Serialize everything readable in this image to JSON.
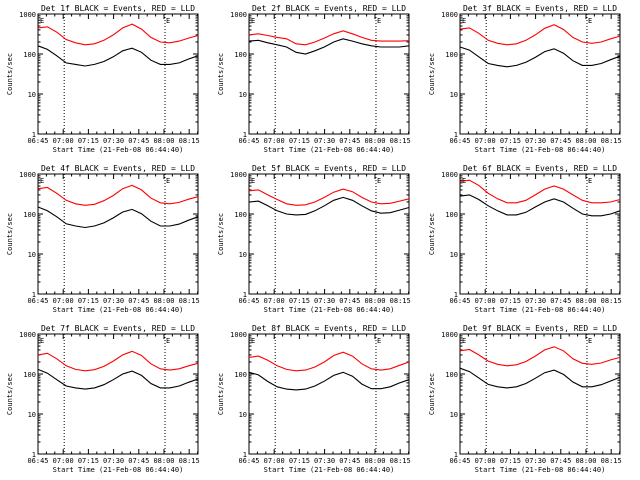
{
  "chart_data": [
    {
      "type": "line",
      "title": "Det 1f BLACK = Events, RED = LLD",
      "xlabel": "Start Time (21-Feb-08 06:44:40)",
      "ylabel": "Counts/sec",
      "scale": "log",
      "ylim": [
        1,
        1000
      ],
      "x_ticks": [
        "06:45",
        "07:00",
        "07:15",
        "07:30",
        "07:45",
        "08:00",
        "08:15"
      ],
      "y_ticks": [
        "1",
        "10",
        "100",
        "1000"
      ],
      "markers": [
        "E",
        "E"
      ],
      "series": [
        {
          "color": "#ff0000",
          "values": [
            450,
            480,
            350,
            230,
            190,
            170,
            180,
            220,
            300,
            450,
            560,
            420,
            260,
            200,
            190,
            210,
            250,
            290
          ]
        },
        {
          "color": "#000000",
          "values": [
            160,
            130,
            90,
            60,
            55,
            50,
            55,
            65,
            85,
            120,
            140,
            110,
            70,
            55,
            55,
            60,
            75,
            90
          ]
        }
      ]
    },
    {
      "type": "line",
      "title": "Det 2f BLACK = Events, RED = LLD",
      "xlabel": "Start Time (21-Feb-08 06:44:40)",
      "ylabel": "Counts/sec",
      "scale": "log",
      "ylim": [
        1,
        1000
      ],
      "x_ticks": [
        "06:45",
        "07:00",
        "07:15",
        "07:30",
        "07:45",
        "08:00",
        "08:15"
      ],
      "y_ticks": [
        "1",
        "10",
        "100",
        "1000"
      ],
      "markers": [
        "E",
        "E"
      ],
      "series": [
        {
          "color": "#ff0000",
          "values": [
            300,
            320,
            290,
            260,
            240,
            180,
            170,
            200,
            250,
            320,
            380,
            320,
            260,
            220,
            210,
            210,
            210,
            215
          ]
        },
        {
          "color": "#000000",
          "values": [
            210,
            220,
            190,
            170,
            150,
            110,
            100,
            120,
            150,
            200,
            240,
            210,
            180,
            160,
            150,
            150,
            150,
            160
          ]
        }
      ]
    },
    {
      "type": "line",
      "title": "Det 3f BLACK = Events, RED = LLD",
      "xlabel": "Start Time (21-Feb-08 06:44:40)",
      "ylabel": "Counts/sec",
      "scale": "log",
      "ylim": [
        1,
        1000
      ],
      "x_ticks": [
        "06:45",
        "07:00",
        "07:15",
        "07:30",
        "07:45",
        "08:00",
        "08:15"
      ],
      "y_ticks": [
        "1",
        "10",
        "100",
        "1000"
      ],
      "markers": [
        "E",
        "E"
      ],
      "series": [
        {
          "color": "#ff0000",
          "values": [
            420,
            450,
            330,
            220,
            185,
            170,
            180,
            220,
            300,
            440,
            540,
            410,
            260,
            200,
            185,
            200,
            240,
            280
          ]
        },
        {
          "color": "#000000",
          "values": [
            150,
            125,
            85,
            58,
            52,
            48,
            52,
            62,
            82,
            115,
            135,
            105,
            68,
            52,
            52,
            58,
            72,
            88
          ]
        }
      ]
    },
    {
      "type": "line",
      "title": "Det 4f BLACK = Events, RED = LLD",
      "xlabel": "Start Time (21-Feb-08 06:44:40)",
      "ylabel": "Counts/sec",
      "scale": "log",
      "ylim": [
        1,
        1000
      ],
      "x_ticks": [
        "06:45",
        "07:00",
        "07:15",
        "07:30",
        "07:45",
        "08:00",
        "08:15"
      ],
      "y_ticks": [
        "1",
        "10",
        "100",
        "1000"
      ],
      "markers": [
        "E",
        "E"
      ],
      "series": [
        {
          "color": "#ff0000",
          "values": [
            430,
            460,
            330,
            220,
            180,
            165,
            175,
            215,
            290,
            430,
            520,
            400,
            250,
            190,
            180,
            195,
            235,
            270
          ]
        },
        {
          "color": "#000000",
          "values": [
            150,
            120,
            85,
            57,
            50,
            46,
            50,
            60,
            80,
            112,
            130,
            102,
            66,
            50,
            50,
            56,
            70,
            85
          ]
        }
      ]
    },
    {
      "type": "line",
      "title": "Det 5f BLACK = Events, RED = LLD",
      "xlabel": "Start Time (21-Feb-08 06:44:40)",
      "ylabel": "Counts/sec",
      "scale": "log",
      "ylim": [
        1,
        1000
      ],
      "x_ticks": [
        "06:45",
        "07:00",
        "07:15",
        "07:30",
        "07:45",
        "08:00",
        "08:15"
      ],
      "y_ticks": [
        "1",
        "10",
        "100",
        "1000"
      ],
      "markers": [
        "E",
        "E"
      ],
      "series": [
        {
          "color": "#ff0000",
          "values": [
            380,
            400,
            300,
            230,
            180,
            165,
            170,
            200,
            260,
            350,
            420,
            360,
            260,
            200,
            180,
            185,
            210,
            240
          ]
        },
        {
          "color": "#000000",
          "values": [
            200,
            210,
            160,
            120,
            100,
            95,
            98,
            120,
            160,
            220,
            260,
            220,
            160,
            120,
            105,
            108,
            125,
            145
          ]
        }
      ]
    },
    {
      "type": "line",
      "title": "Det 6f BLACK = Events, RED = LLD",
      "xlabel": "Start Time (21-Feb-08 06:44:40)",
      "ylabel": "Counts/sec",
      "scale": "log",
      "ylim": [
        1,
        1000
      ],
      "x_ticks": [
        "06:45",
        "07:00",
        "07:15",
        "07:30",
        "07:45",
        "08:00",
        "08:15"
      ],
      "y_ticks": [
        "1",
        "10",
        "100",
        "1000"
      ],
      "markers": [
        "E",
        "E"
      ],
      "series": [
        {
          "color": "#ff0000",
          "values": [
            650,
            700,
            520,
            330,
            240,
            190,
            190,
            220,
            300,
            420,
            500,
            420,
            300,
            220,
            190,
            190,
            200,
            230
          ]
        },
        {
          "color": "#000000",
          "values": [
            280,
            300,
            230,
            160,
            120,
            95,
            95,
            110,
            150,
            200,
            240,
            200,
            140,
            100,
            90,
            90,
            100,
            120
          ]
        }
      ]
    },
    {
      "type": "line",
      "title": "Det 7f BLACK = Events, RED = LLD",
      "xlabel": "Start Time (21-Feb-08 06:44:40)",
      "ylabel": "Counts/sec",
      "scale": "log",
      "ylim": [
        1,
        1000
      ],
      "x_ticks": [
        "06:45",
        "07:00",
        "07:15",
        "07:30",
        "07:45",
        "08:00",
        "08:15"
      ],
      "y_ticks": [
        "1",
        "10",
        "100",
        "1000"
      ],
      "markers": [
        "E",
        "E"
      ],
      "series": [
        {
          "color": "#ff0000",
          "values": [
            300,
            330,
            240,
            160,
            130,
            120,
            128,
            155,
            210,
            300,
            370,
            290,
            180,
            135,
            125,
            135,
            160,
            185
          ]
        },
        {
          "color": "#000000",
          "values": [
            130,
            105,
            72,
            50,
            45,
            42,
            45,
            54,
            72,
            100,
            118,
            92,
            58,
            45,
            45,
            50,
            62,
            75
          ]
        }
      ]
    },
    {
      "type": "line",
      "title": "Det 8f BLACK = Events, RED = LLD",
      "xlabel": "Start Time (21-Feb-08 06:44:40)",
      "ylabel": "Counts/sec",
      "scale": "log",
      "ylim": [
        1,
        1000
      ],
      "x_ticks": [
        "06:45",
        "07:00",
        "07:15",
        "07:30",
        "07:45",
        "08:00",
        "08:15"
      ],
      "y_ticks": [
        "1",
        "10",
        "100",
        "1000"
      ],
      "markers": [
        "E",
        "E"
      ],
      "series": [
        {
          "color": "#ff0000",
          "values": [
            260,
            280,
            220,
            160,
            130,
            120,
            125,
            150,
            200,
            290,
            350,
            280,
            180,
            135,
            125,
            135,
            165,
            200
          ]
        },
        {
          "color": "#000000",
          "values": [
            110,
            95,
            65,
            48,
            42,
            40,
            42,
            50,
            66,
            92,
            110,
            88,
            56,
            43,
            43,
            48,
            60,
            72
          ]
        }
      ]
    },
    {
      "type": "line",
      "title": "Det 9f BLACK = Events, RED = LLD",
      "xlabel": "Start Time (21-Feb-08 06:44:40)",
      "ylabel": "Counts/sec",
      "scale": "log",
      "ylim": [
        1,
        1000
      ],
      "x_ticks": [
        "06:45",
        "07:00",
        "07:15",
        "07:30",
        "07:45",
        "08:00",
        "08:15"
      ],
      "y_ticks": [
        "1",
        "10",
        "100",
        "1000"
      ],
      "markers": [
        "E",
        "E"
      ],
      "series": [
        {
          "color": "#ff0000",
          "values": [
            380,
            410,
            300,
            210,
            175,
            160,
            170,
            205,
            280,
            400,
            480,
            380,
            240,
            185,
            175,
            188,
            225,
            260
          ]
        },
        {
          "color": "#000000",
          "values": [
            140,
            115,
            80,
            55,
            48,
            45,
            48,
            58,
            78,
            108,
            125,
            98,
            63,
            48,
            48,
            54,
            67,
            82
          ]
        }
      ]
    }
  ]
}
::::
State only how many lines in the material include "Events".

> **TASK RESULT**: 9